Pictures should be excluded; otherwise, copy every entry exactly.

### Dataset records:
________________
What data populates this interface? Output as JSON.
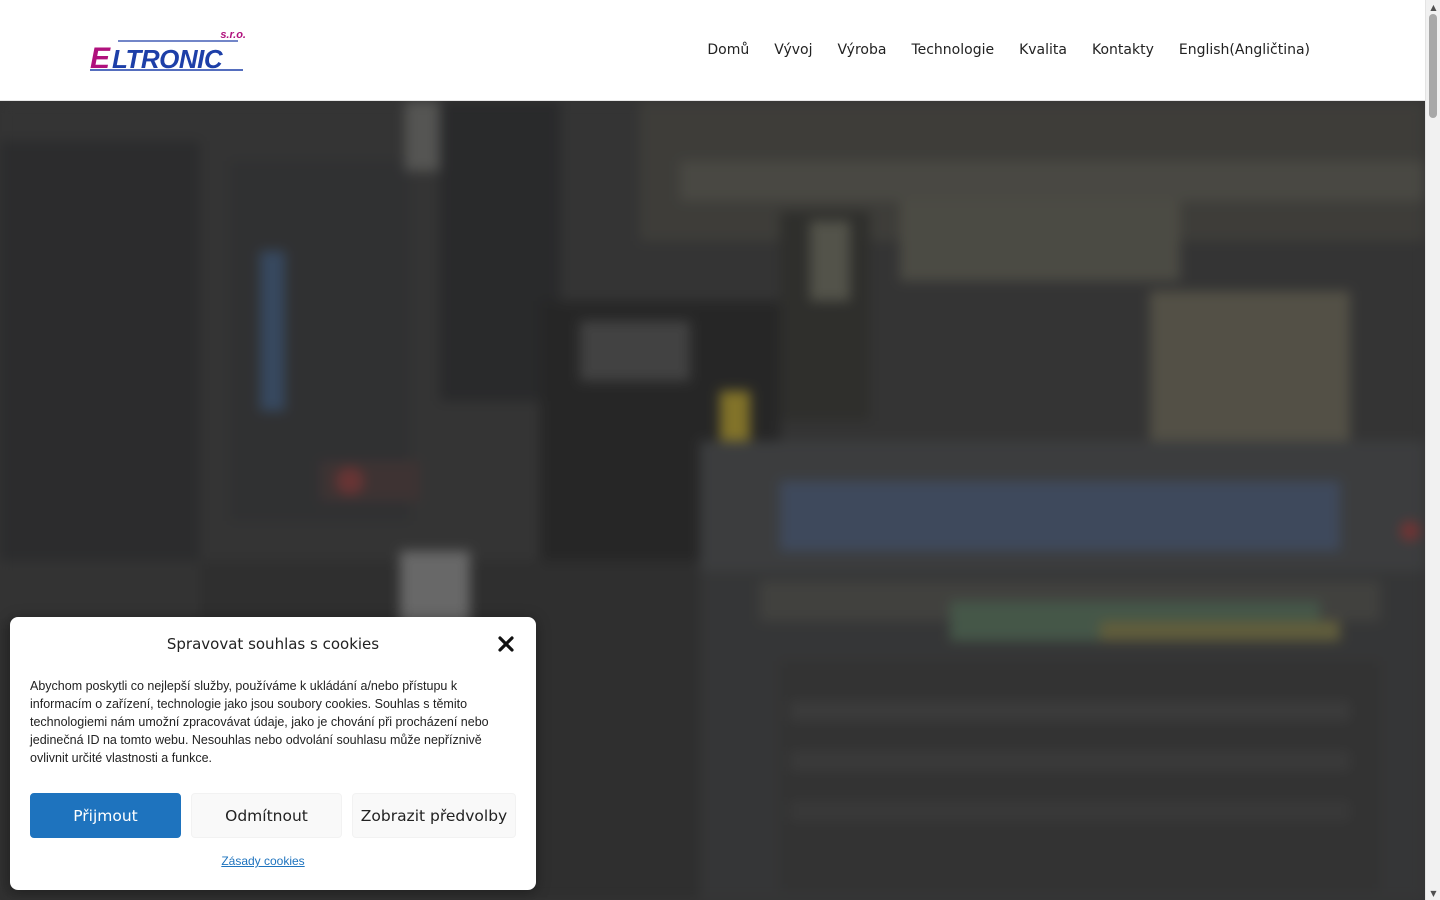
{
  "brand": {
    "logo_text": "ELTRONIC",
    "logo_suffix": "s.r.o.",
    "colors": {
      "magenta": "#b0117d",
      "blue": "#1d3fa8"
    }
  },
  "nav": {
    "items": [
      {
        "label": "Domů"
      },
      {
        "label": "Vývoj"
      },
      {
        "label": "Výroba"
      },
      {
        "label": "Technologie"
      },
      {
        "label": "Kvalita"
      },
      {
        "label": "Kontakty"
      },
      {
        "label": "English(Angličtina)"
      }
    ]
  },
  "hero": {
    "description_icon": "factory-machine-photo"
  },
  "cookie_dialog": {
    "title": "Spravovat souhlas s cookies",
    "close_icon": "close-icon",
    "body": "Abychom poskytli co nejlepší služby, používáme k ukládání a/nebo přístupu k informacím o zařízení, technologie jako jsou soubory cookies. Souhlas s těmito technologiemi nám umožní zpracovávat údaje, jako je chování při procházení nebo jedinečná ID na tomto webu. Nesouhlas nebo odvolání souhlasu může nepříznivě ovlivnit určité vlastnosti a funkce.",
    "accept_label": "Přijmout",
    "deny_label": "Odmítnout",
    "preferences_label": "Zobrazit předvolby",
    "policy_link": "Zásady cookies",
    "accent_color": "#1e73be"
  }
}
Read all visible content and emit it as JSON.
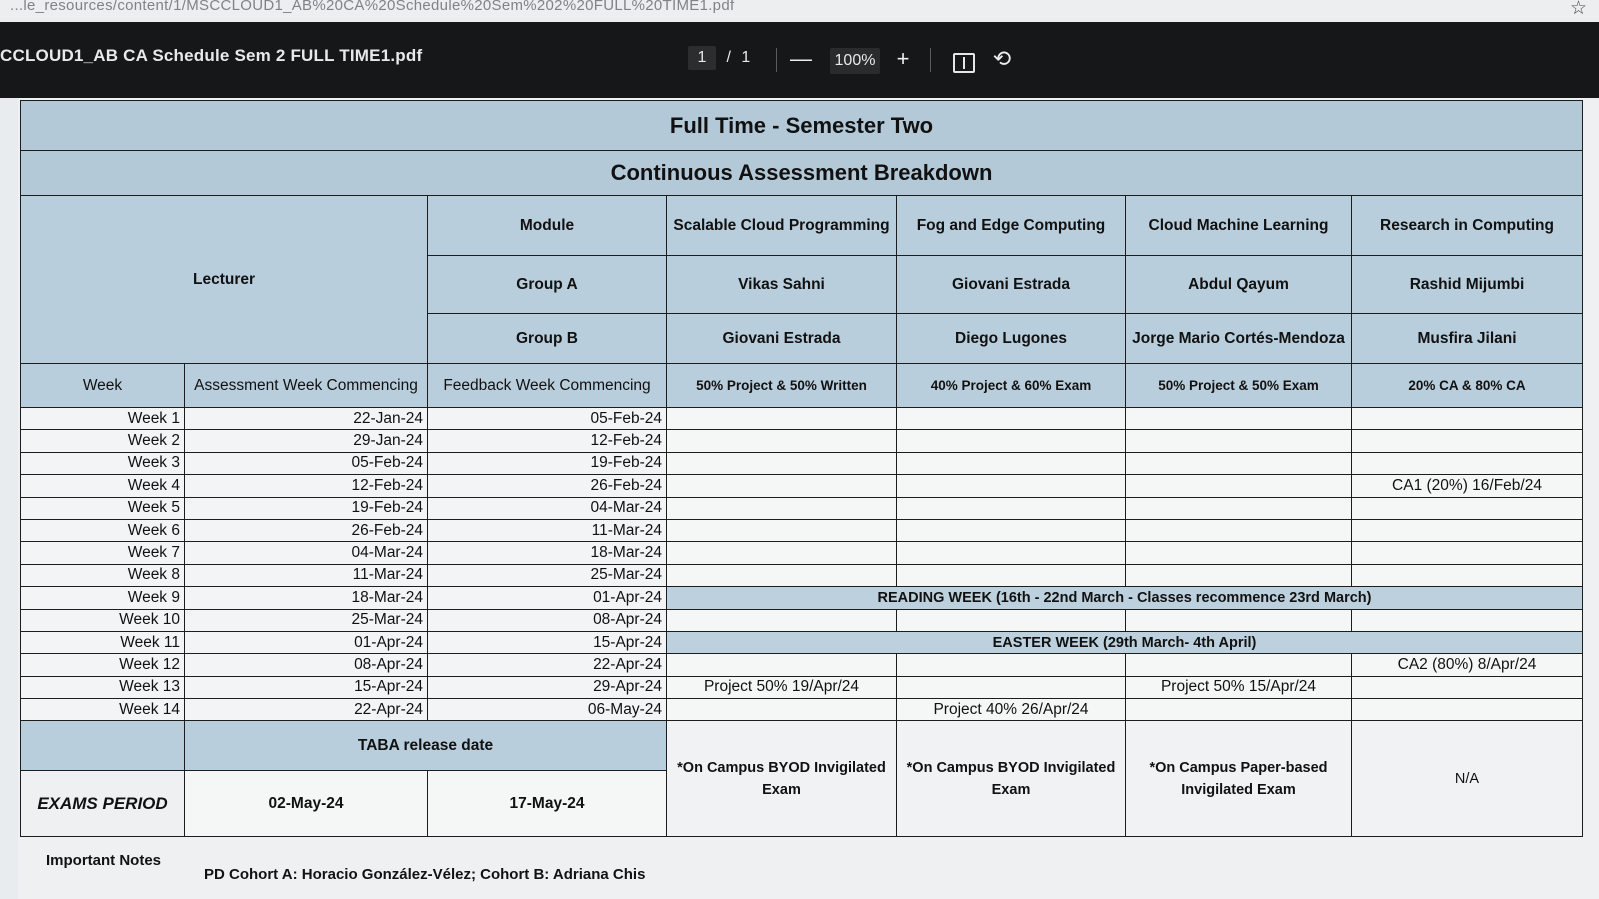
{
  "browser": {
    "url": "...le_resources/content/1/MSCCLOUD1_AB%20CA%20Schedule%20Sem%202%20FULL%20TIME1.pdf"
  },
  "viewer": {
    "file_title": "CCLOUD1_AB CA Schedule Sem 2 FULL TIME1.pdf",
    "page_current": "1",
    "page_separator": "/",
    "page_total": "1",
    "zoom_out_symbol": "—",
    "zoom": "100%",
    "zoom_in_symbol": "+",
    "rotate_symbol": "⟲"
  },
  "schedule": {
    "title": "Full Time - Semester Two",
    "subtitle": "Continuous Assessment Breakdown",
    "lecturer_label": "Lecturer",
    "module_label": "Module",
    "group_a_label": "Group A",
    "group_b_label": "Group B",
    "week_label": "Week",
    "assessment_week_label": "Assessment Week Commencing",
    "feedback_week_label": "Feedback Week Commencing",
    "modules": [
      {
        "name": "Scalable Cloud Programming",
        "group_a": "Vikas Sahni",
        "group_b": "Giovani Estrada",
        "weighting": "50% Project & 50% Written"
      },
      {
        "name": "Fog and Edge Computing",
        "group_a": "Giovani Estrada",
        "group_b": "Diego Lugones",
        "weighting": "40% Project & 60% Exam"
      },
      {
        "name": "Cloud Machine Learning",
        "group_a": "Abdul Qayum",
        "group_b": "Jorge Mario Cortés-Mendoza",
        "weighting": "50% Project & 50% Exam"
      },
      {
        "name": "Research in Computing",
        "group_a": "Rashid Mijumbi",
        "group_b": "Musfira Jilani",
        "weighting": "20% CA & 80% CA"
      }
    ],
    "weeks": [
      {
        "week": "Week 1",
        "assessment": "22-Jan-24",
        "feedback": "05-Feb-24",
        "m": [
          "",
          "",
          "",
          ""
        ]
      },
      {
        "week": "Week 2",
        "assessment": "29-Jan-24",
        "feedback": "12-Feb-24",
        "m": [
          "",
          "",
          "",
          ""
        ]
      },
      {
        "week": "Week 3",
        "assessment": "05-Feb-24",
        "feedback": "19-Feb-24",
        "m": [
          "",
          "",
          "",
          ""
        ]
      },
      {
        "week": "Week 4",
        "assessment": "12-Feb-24",
        "feedback": "26-Feb-24",
        "m": [
          "",
          "",
          "",
          "CA1 (20%) 16/Feb/24"
        ]
      },
      {
        "week": "Week 5",
        "assessment": "19-Feb-24",
        "feedback": "04-Mar-24",
        "m": [
          "",
          "",
          "",
          ""
        ]
      },
      {
        "week": "Week 6",
        "assessment": "26-Feb-24",
        "feedback": "11-Mar-24",
        "m": [
          "",
          "",
          "",
          ""
        ]
      },
      {
        "week": "Week 7",
        "assessment": "04-Mar-24",
        "feedback": "18-Mar-24",
        "m": [
          "",
          "",
          "",
          ""
        ]
      },
      {
        "week": "Week 8",
        "assessment": "11-Mar-24",
        "feedback": "25-Mar-24",
        "m": [
          "",
          "",
          "",
          ""
        ]
      },
      {
        "week": "Week 9",
        "assessment": "18-Mar-24",
        "feedback": "01-Apr-24",
        "band": "READING WEEK (16th - 22nd March - Classes recommence 23rd March)"
      },
      {
        "week": "Week 10",
        "assessment": "25-Mar-24",
        "feedback": "08-Apr-24",
        "m": [
          "",
          "",
          "",
          ""
        ]
      },
      {
        "week": "Week 11",
        "assessment": "01-Apr-24",
        "feedback": "15-Apr-24",
        "band": "EASTER WEEK (29th March- 4th April)"
      },
      {
        "week": "Week 12",
        "assessment": "08-Apr-24",
        "feedback": "22-Apr-24",
        "m": [
          "",
          "",
          "",
          "CA2 (80%) 8/Apr/24"
        ]
      },
      {
        "week": "Week 13",
        "assessment": "15-Apr-24",
        "feedback": "29-Apr-24",
        "m": [
          "Project 50% 19/Apr/24",
          "",
          "Project 50% 15/Apr/24",
          ""
        ]
      },
      {
        "week": "Week 14",
        "assessment": "22-Apr-24",
        "feedback": "06-May-24",
        "m": [
          "",
          "Project 40% 26/Apr/24",
          "",
          ""
        ]
      }
    ],
    "taba_label": "TABA release date",
    "exams_label": "EXAMS PERIOD",
    "exams_start": "02-May-24",
    "exams_end": "17-May-24",
    "exam_notes": [
      "*On Campus BYOD Invigilated Exam",
      "*On Campus BYOD Invigilated Exam",
      "*On Campus Paper-based Invigilated Exam",
      "N/A"
    ],
    "important_notes_label": "Important Notes",
    "cohort_line": "PD Cohort A: Horacio González-Vélez; Cohort B: Adriana Chis"
  }
}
________________
### THE COMPLETED TASK:
What data populates this interface? Output as JSON.
{
  "brand": {
    "logo_text": "ELTRONIC",
    "logo_suffix": "s.r.o.",
    "colors": {
      "magenta": "#b0117d",
      "blue": "#1d3fa8"
    }
  },
  "nav": {
    "items": [
      {
        "label": "Domů"
      },
      {
        "label": "Vývoj"
      },
      {
        "label": "Výroba"
      },
      {
        "label": "Technologie"
      },
      {
        "label": "Kvalita"
      },
      {
        "label": "Kontakty"
      },
      {
        "label": "English(Angličtina)"
      }
    ]
  },
  "hero": {
    "description_icon": "factory-machine-photo"
  },
  "cookie_dialog": {
    "title": "Spravovat souhlas s cookies",
    "close_icon": "close-icon",
    "body": "Abychom poskytli co nejlepší služby, používáme k ukládání a/nebo přístupu k informacím o zařízení, technologie jako jsou soubory cookies. Souhlas s těmito technologiemi nám umožní zpracovávat údaje, jako je chování při procházení nebo jedinečná ID na tomto webu. Nesouhlas nebo odvolání souhlasu může nepříznivě ovlivnit určité vlastnosti a funkce.",
    "accept_label": "Přijmout",
    "deny_label": "Odmítnout",
    "preferences_label": "Zobrazit předvolby",
    "policy_link": "Zásady cookies",
    "accent_color": "#1e73be"
  }
}
Read all visible content and emit it as JSON.
{
  "browser": {
    "url": "...le_resources/content/1/MSCCLOUD1_AB%20CA%20Schedule%20Sem%202%20FULL%20TIME1.pdf"
  },
  "viewer": {
    "file_title": "CCLOUD1_AB CA Schedule Sem 2 FULL TIME1.pdf",
    "page_current": "1",
    "page_separator": "/",
    "page_total": "1",
    "zoom_out_symbol": "—",
    "zoom": "100%",
    "zoom_in_symbol": "+",
    "rotate_symbol": "⟲"
  },
  "schedule": {
    "title": "Full Time - Semester Two",
    "subtitle": "Continuous Assessment Breakdown",
    "lecturer_label": "Lecturer",
    "module_label": "Module",
    "group_a_label": "Group A",
    "group_b_label": "Group B",
    "week_label": "Week",
    "assessment_week_label": "Assessment Week Commencing",
    "feedback_week_label": "Feedback Week Commencing",
    "modules": [
      {
        "name": "Scalable Cloud Programming",
        "group_a": "Vikas Sahni",
        "group_b": "Giovani Estrada",
        "weighting": "50% Project & 50% Written"
      },
      {
        "name": "Fog and Edge Computing",
        "group_a": "Giovani Estrada",
        "group_b": "Diego Lugones",
        "weighting": "40% Project & 60% Exam"
      },
      {
        "name": "Cloud Machine Learning",
        "group_a": "Abdul Qayum",
        "group_b": "Jorge Mario Cortés-Mendoza",
        "weighting": "50% Project & 50% Exam"
      },
      {
        "name": "Research in Computing",
        "group_a": "Rashid Mijumbi",
        "group_b": "Musfira Jilani",
        "weighting": "20% CA & 80% CA"
      }
    ],
    "weeks": [
      {
        "week": "Week 1",
        "assessment": "22-Jan-24",
        "feedback": "05-Feb-24",
        "m": [
          "",
          "",
          "",
          ""
        ]
      },
      {
        "week": "Week 2",
        "assessment": "29-Jan-24",
        "feedback": "12-Feb-24",
        "m": [
          "",
          "",
          "",
          ""
        ]
      },
      {
        "week": "Week 3",
        "assessment": "05-Feb-24",
        "feedback": "19-Feb-24",
        "m": [
          "",
          "",
          "",
          ""
        ]
      },
      {
        "week": "Week 4",
        "assessment": "12-Feb-24",
        "feedback": "26-Feb-24",
        "m": [
          "",
          "",
          "",
          "CA1 (20%) 16/Feb/24"
        ]
      },
      {
        "week": "Week 5",
        "assessment": "19-Feb-24",
        "feedback": "04-Mar-24",
        "m": [
          "",
          "",
          "",
          ""
        ]
      },
      {
        "week": "Week 6",
        "assessment": "26-Feb-24",
        "feedback": "11-Mar-24",
        "m": [
          "",
          "",
          "",
          ""
        ]
      },
      {
        "week": "Week 7",
        "assessment": "04-Mar-24",
        "feedback": "18-Mar-24",
        "m": [
          "",
          "",
          "",
          ""
        ]
      },
      {
        "week": "Week 8",
        "assessment": "11-Mar-24",
        "feedback": "25-Mar-24",
        "m": [
          "",
          "",
          "",
          ""
        ]
      },
      {
        "week": "Week 9",
        "assessment": "18-Mar-24",
        "feedback": "01-Apr-24",
        "band": "READING WEEK (16th - 22nd March - Classes recommence 23rd March)"
      },
      {
        "week": "Week 10",
        "assessment": "25-Mar-24",
        "feedback": "08-Apr-24",
        "m": [
          "",
          "",
          "",
          ""
        ]
      },
      {
        "week": "Week 11",
        "assessment": "01-Apr-24",
        "feedback": "15-Apr-24",
        "band": "EASTER WEEK (29th March- 4th April)"
      },
      {
        "week": "Week 12",
        "assessment": "08-Apr-24",
        "feedback": "22-Apr-24",
        "m": [
          "",
          "",
          "",
          "CA2 (80%) 8/Apr/24"
        ]
      },
      {
        "week": "Week 13",
        "assessment": "15-Apr-24",
        "feedback": "29-Apr-24",
        "m": [
          "Project 50% 19/Apr/24",
          "",
          "Project 50% 15/Apr/24",
          ""
        ]
      },
      {
        "week": "Week 14",
        "assessment": "22-Apr-24",
        "feedback": "06-May-24",
        "m": [
          "",
          "Project 40% 26/Apr/24",
          "",
          ""
        ]
      }
    ],
    "taba_label": "TABA release date",
    "exams_label": "EXAMS PERIOD",
    "exams_start": "02-May-24",
    "exams_end": "17-May-24",
    "exam_notes": [
      "*On Campus BYOD Invigilated Exam",
      "*On Campus BYOD Invigilated Exam",
      "*On Campus Paper-based Invigilated Exam",
      "N/A"
    ],
    "important_notes_label": "Important Notes",
    "cohort_line": "PD Cohort A: Horacio González-Vélez; Cohort B: Adriana Chis"
  }
}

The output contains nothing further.